# START OF Data for processing

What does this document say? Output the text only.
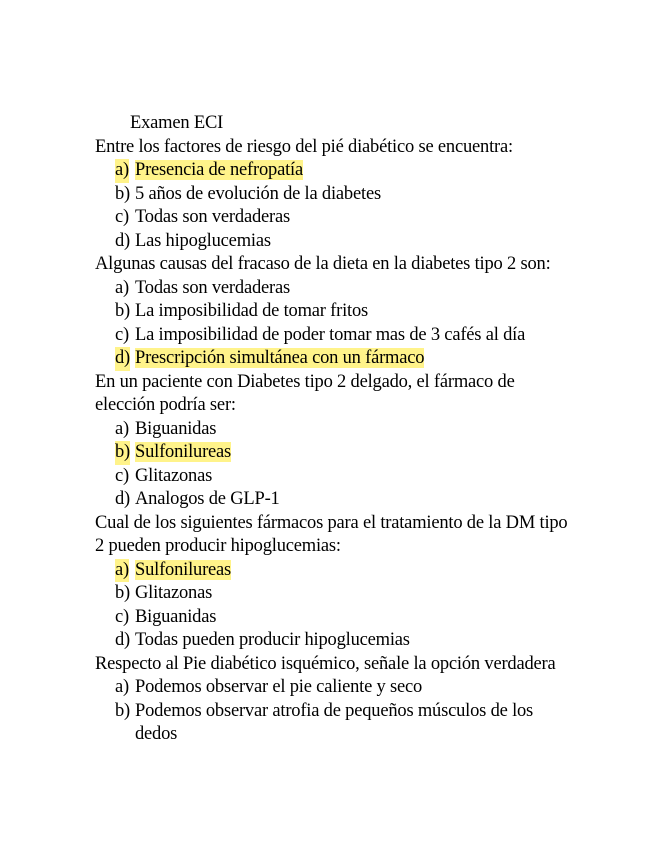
Examen ECI
Entre los factores de riesgo del pié diabético se encuentra:
a) Presencia de nefropatía
b) 5 años de evolución de la diabetes
c) Todas son verdaderas
d) Las hipoglucemias
Algunas causas del fracaso de la dieta en la diabetes tipo 2 son:
a) Todas son verdaderas
b) La imposibilidad de tomar fritos
c) La imposibilidad de poder tomar mas de 3 cafés al día
d) Prescripción simultánea con un fármaco
En un paciente con Diabetes tipo 2 delgado, el fármaco de elección podría ser:
a) Biguanidas
b) Sulfonilureas
c) Glitazonas
d) Analogos de GLP-1
Cual de los siguientes fármacos para el tratamiento de la DM tipo 2 pueden producir hipoglucemias:
a) Sulfonilureas
b) Glitazonas
c) Biguanidas
d) Todas pueden producir hipoglucemias
Respecto al Pie diabético isquémico, señale la opción verdadera
a) Podemos observar el pie caliente y seco
b) Podemos observar atrofia de pequeños músculos de los dedos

# END OF Data for processing

Reproduce every line from the entries that holds the word "imposibilidad".

b) La imposibilidad de tomar fritos
c) La imposibilidad de poder tomar mas de 3 cafés al día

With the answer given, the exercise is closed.